*** THE INPUT ***
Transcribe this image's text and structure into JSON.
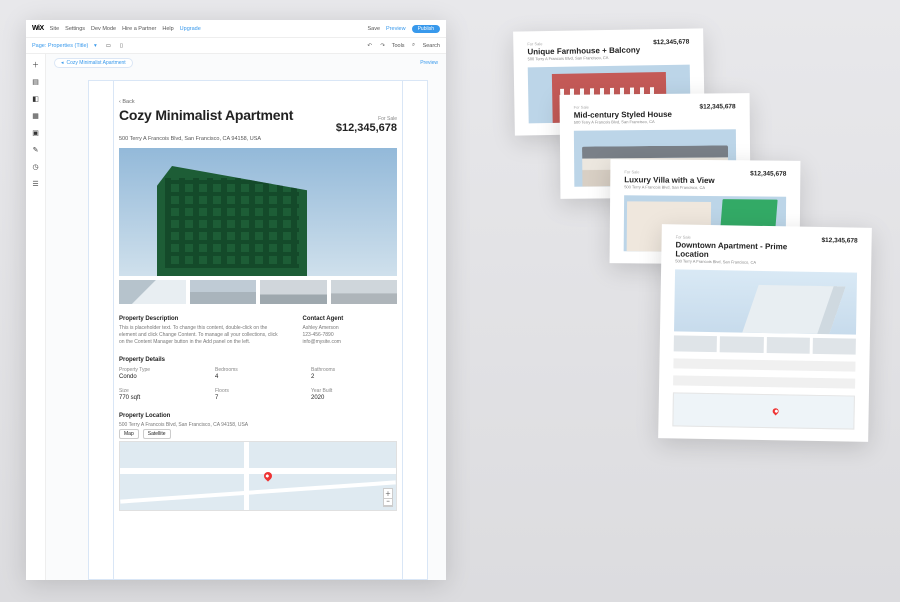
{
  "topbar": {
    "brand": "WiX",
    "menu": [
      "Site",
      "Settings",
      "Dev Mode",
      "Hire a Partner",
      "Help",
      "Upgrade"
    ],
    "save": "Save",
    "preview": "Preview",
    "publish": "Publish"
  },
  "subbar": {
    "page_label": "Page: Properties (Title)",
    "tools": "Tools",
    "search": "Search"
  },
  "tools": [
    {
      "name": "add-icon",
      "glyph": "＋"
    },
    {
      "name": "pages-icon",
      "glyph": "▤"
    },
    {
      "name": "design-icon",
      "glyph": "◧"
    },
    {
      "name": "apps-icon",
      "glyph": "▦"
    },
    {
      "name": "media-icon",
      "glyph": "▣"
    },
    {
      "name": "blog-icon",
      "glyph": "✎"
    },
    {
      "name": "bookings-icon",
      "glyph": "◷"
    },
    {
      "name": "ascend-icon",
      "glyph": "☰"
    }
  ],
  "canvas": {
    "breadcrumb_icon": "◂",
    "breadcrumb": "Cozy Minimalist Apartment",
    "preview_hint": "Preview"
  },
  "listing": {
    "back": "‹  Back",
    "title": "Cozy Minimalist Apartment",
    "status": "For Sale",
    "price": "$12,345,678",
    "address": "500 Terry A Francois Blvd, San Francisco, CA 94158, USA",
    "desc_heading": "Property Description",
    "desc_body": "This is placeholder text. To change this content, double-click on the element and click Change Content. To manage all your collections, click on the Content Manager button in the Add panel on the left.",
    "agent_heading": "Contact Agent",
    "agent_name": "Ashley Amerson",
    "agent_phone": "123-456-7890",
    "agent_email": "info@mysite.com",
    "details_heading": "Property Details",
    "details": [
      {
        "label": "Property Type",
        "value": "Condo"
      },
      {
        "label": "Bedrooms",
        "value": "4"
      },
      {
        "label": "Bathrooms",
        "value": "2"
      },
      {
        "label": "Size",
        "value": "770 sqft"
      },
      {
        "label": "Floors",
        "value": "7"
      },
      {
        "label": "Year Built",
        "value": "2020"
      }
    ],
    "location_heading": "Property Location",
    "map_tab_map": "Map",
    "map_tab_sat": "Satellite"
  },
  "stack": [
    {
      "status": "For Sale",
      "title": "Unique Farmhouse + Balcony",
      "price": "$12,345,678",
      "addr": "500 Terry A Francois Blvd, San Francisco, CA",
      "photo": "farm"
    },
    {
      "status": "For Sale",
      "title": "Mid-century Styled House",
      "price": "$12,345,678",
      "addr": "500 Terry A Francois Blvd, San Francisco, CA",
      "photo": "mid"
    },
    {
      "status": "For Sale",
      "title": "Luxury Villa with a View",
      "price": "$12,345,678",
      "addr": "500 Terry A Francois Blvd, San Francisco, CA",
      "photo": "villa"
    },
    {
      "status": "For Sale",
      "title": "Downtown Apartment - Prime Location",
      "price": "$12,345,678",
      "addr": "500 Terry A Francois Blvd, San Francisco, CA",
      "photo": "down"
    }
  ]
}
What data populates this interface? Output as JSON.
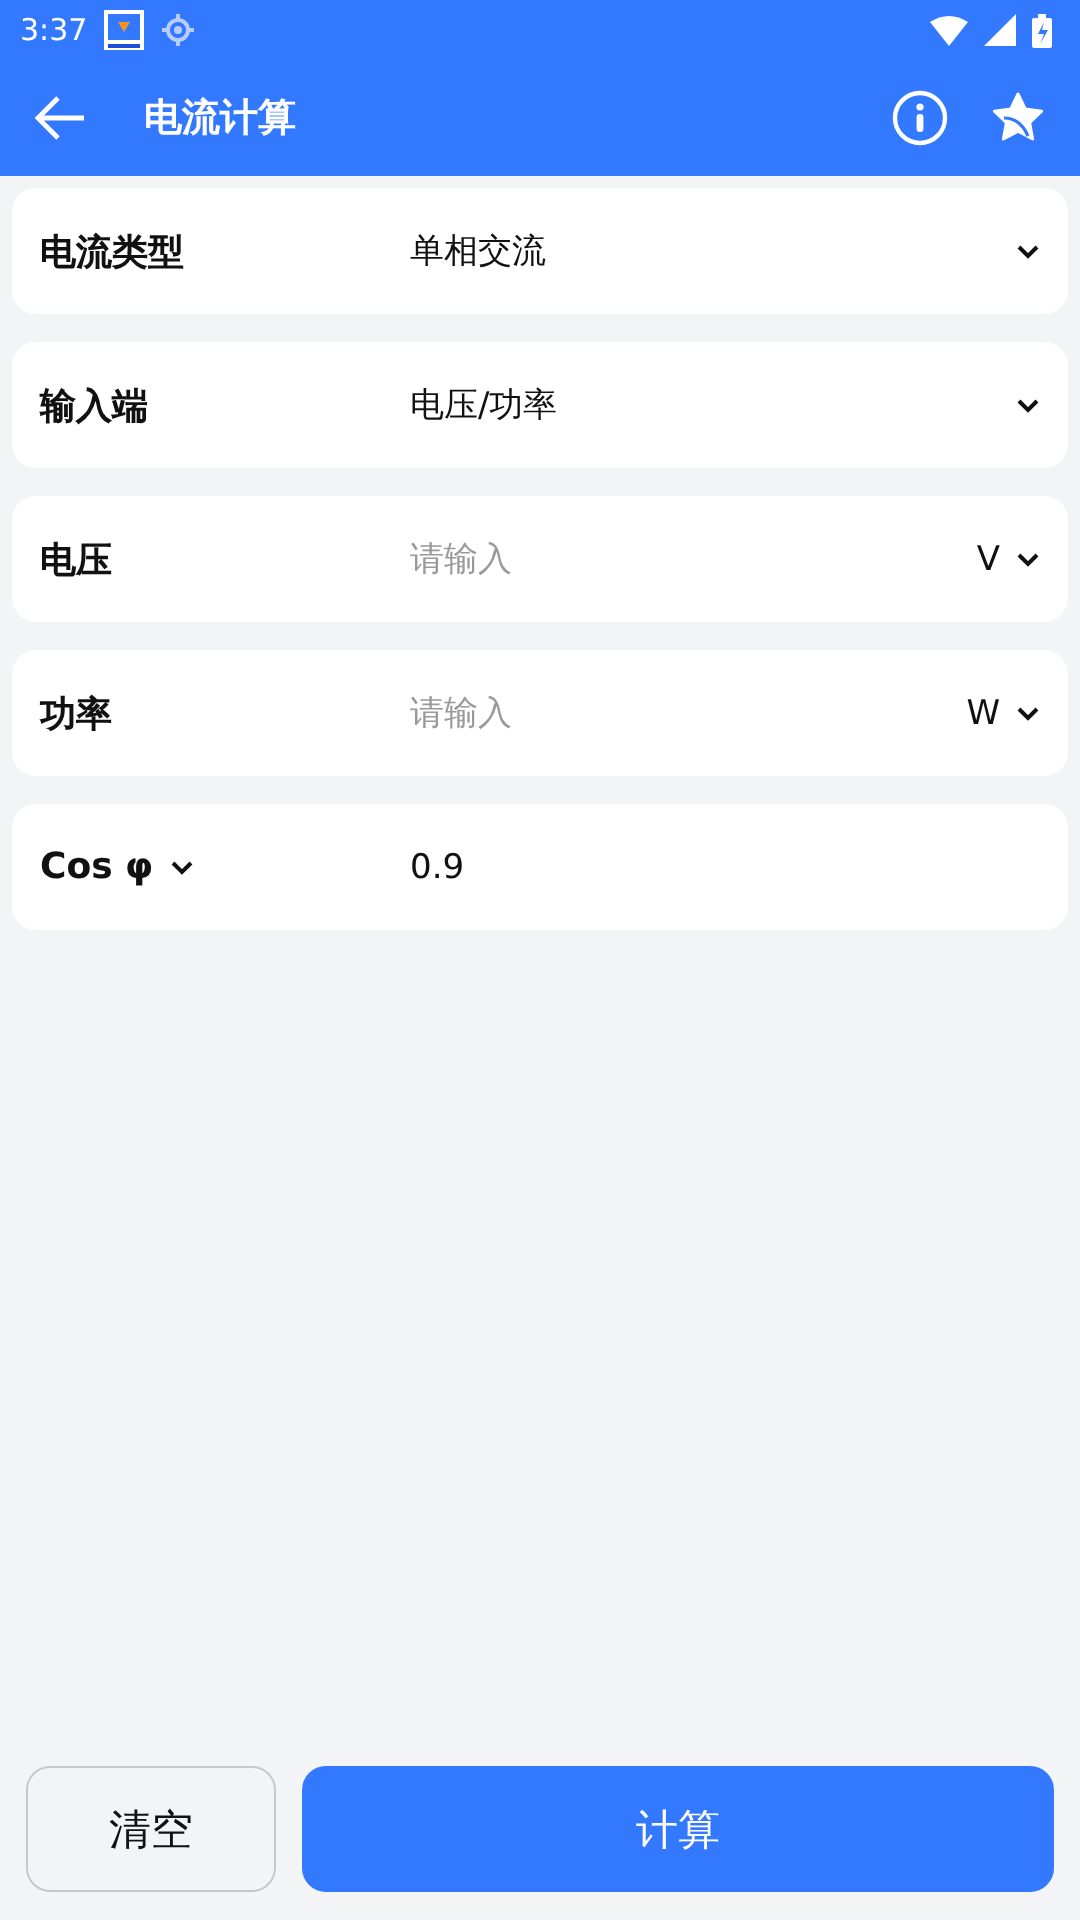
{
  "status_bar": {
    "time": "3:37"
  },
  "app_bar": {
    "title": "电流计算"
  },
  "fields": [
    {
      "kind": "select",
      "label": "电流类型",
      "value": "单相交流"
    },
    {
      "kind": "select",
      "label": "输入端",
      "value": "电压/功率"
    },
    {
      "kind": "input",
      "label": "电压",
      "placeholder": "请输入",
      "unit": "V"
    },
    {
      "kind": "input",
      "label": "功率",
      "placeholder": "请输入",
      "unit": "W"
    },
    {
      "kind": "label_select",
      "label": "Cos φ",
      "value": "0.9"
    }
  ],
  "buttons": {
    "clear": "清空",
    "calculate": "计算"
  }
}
***
Go through the data above and transcribe it in full, omitting any image.

Transcribe this image's text and structure into JSON.
{
  "topbar": {
    "brand": "WiX",
    "menu": [
      "Site",
      "Settings",
      "Dev Mode",
      "Hire a Partner",
      "Help",
      "Upgrade"
    ],
    "save": "Save",
    "preview": "Preview",
    "publish": "Publish"
  },
  "subbar": {
    "page_label": "Page: Properties (Title)",
    "tools": "Tools",
    "search": "Search"
  },
  "tools": [
    {
      "name": "add-icon",
      "glyph": "＋"
    },
    {
      "name": "pages-icon",
      "glyph": "▤"
    },
    {
      "name": "design-icon",
      "glyph": "◧"
    },
    {
      "name": "apps-icon",
      "glyph": "▦"
    },
    {
      "name": "media-icon",
      "glyph": "▣"
    },
    {
      "name": "blog-icon",
      "glyph": "✎"
    },
    {
      "name": "bookings-icon",
      "glyph": "◷"
    },
    {
      "name": "ascend-icon",
      "glyph": "☰"
    }
  ],
  "canvas": {
    "breadcrumb_icon": "◂",
    "breadcrumb": "Cozy Minimalist Apartment",
    "preview_hint": "Preview"
  },
  "listing": {
    "back": "‹  Back",
    "title": "Cozy Minimalist Apartment",
    "status": "For Sale",
    "price": "$12,345,678",
    "address": "500 Terry A Francois Blvd, San Francisco, CA 94158, USA",
    "desc_heading": "Property Description",
    "desc_body": "This is placeholder text. To change this content, double-click on the element and click Change Content. To manage all your collections, click on the Content Manager button in the Add panel on the left.",
    "agent_heading": "Contact Agent",
    "agent_name": "Ashley Amerson",
    "agent_phone": "123-456-7890",
    "agent_email": "info@mysite.com",
    "details_heading": "Property Details",
    "details": [
      {
        "label": "Property Type",
        "value": "Condo"
      },
      {
        "label": "Bedrooms",
        "value": "4"
      },
      {
        "label": "Bathrooms",
        "value": "2"
      },
      {
        "label": "Size",
        "value": "770 sqft"
      },
      {
        "label": "Floors",
        "value": "7"
      },
      {
        "label": "Year Built",
        "value": "2020"
      }
    ],
    "location_heading": "Property Location",
    "map_tab_map": "Map",
    "map_tab_sat": "Satellite"
  },
  "stack": [
    {
      "status": "For Sale",
      "title": "Unique Farmhouse + Balcony",
      "price": "$12,345,678",
      "addr": "500 Terry A Francois Blvd, San Francisco, CA",
      "photo": "farm"
    },
    {
      "status": "For Sale",
      "title": "Mid-century Styled House",
      "price": "$12,345,678",
      "addr": "500 Terry A Francois Blvd, San Francisco, CA",
      "photo": "mid"
    },
    {
      "status": "For Sale",
      "title": "Luxury Villa with a View",
      "price": "$12,345,678",
      "addr": "500 Terry A Francois Blvd, San Francisco, CA",
      "photo": "villa"
    },
    {
      "status": "For Sale",
      "title": "Downtown Apartment - Prime Location",
      "price": "$12,345,678",
      "addr": "500 Terry A Francois Blvd, San Francisco, CA",
      "photo": "down"
    }
  ]
}
What data populates this interface? Output as JSON.
{
  "status_bar": {
    "time": "3:37"
  },
  "app_bar": {
    "title": "电流计算"
  },
  "fields": [
    {
      "kind": "select",
      "label": "电流类型",
      "value": "单相交流"
    },
    {
      "kind": "select",
      "label": "输入端",
      "value": "电压/功率"
    },
    {
      "kind": "input",
      "label": "电压",
      "placeholder": "请输入",
      "unit": "V"
    },
    {
      "kind": "input",
      "label": "功率",
      "placeholder": "请输入",
      "unit": "W"
    },
    {
      "kind": "label_select",
      "label": "Cos φ",
      "value": "0.9"
    }
  ],
  "buttons": {
    "clear": "清空",
    "calculate": "计算"
  }
}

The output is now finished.